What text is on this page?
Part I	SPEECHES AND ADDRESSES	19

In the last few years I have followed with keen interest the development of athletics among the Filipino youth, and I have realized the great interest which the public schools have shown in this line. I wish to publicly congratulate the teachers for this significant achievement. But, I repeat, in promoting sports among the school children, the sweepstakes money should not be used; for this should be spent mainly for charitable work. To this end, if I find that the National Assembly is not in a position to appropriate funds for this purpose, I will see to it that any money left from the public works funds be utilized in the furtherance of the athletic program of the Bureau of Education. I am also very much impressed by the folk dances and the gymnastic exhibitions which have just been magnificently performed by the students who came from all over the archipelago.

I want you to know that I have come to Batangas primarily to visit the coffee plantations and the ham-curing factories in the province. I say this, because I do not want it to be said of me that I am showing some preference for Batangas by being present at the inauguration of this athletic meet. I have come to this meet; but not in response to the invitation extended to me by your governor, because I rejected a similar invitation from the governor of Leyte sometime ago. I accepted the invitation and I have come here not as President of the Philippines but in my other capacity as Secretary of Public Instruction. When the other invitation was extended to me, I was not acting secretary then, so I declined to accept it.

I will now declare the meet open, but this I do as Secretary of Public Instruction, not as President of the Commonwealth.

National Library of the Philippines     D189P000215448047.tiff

WORK TO BE COMPLETED:
Take every line containing the word "Philippines" and copy it.

THE REPLY:
I want you to know that I have come to Batangas primarily to visit the coffee plantations and the ham-curing factories in the province. I say this, because I do not want it to be said of me that I am showing some preference for Batangas by being present at the inauguration of this athletic meet. I have come to this meet; but not in response to the invitation extended to me by your governor, because I rejected a similar invitation from the governor of Leyte sometime ago. I accepted the invitation and I have come here not as President of the Philippines but in my other capacity as Secretary of Public Instruction. When the other invitation was extended to me, I was not acting secretary then, so I declined to accept it.
National Library of the Philippines     D189P000215448047.tiff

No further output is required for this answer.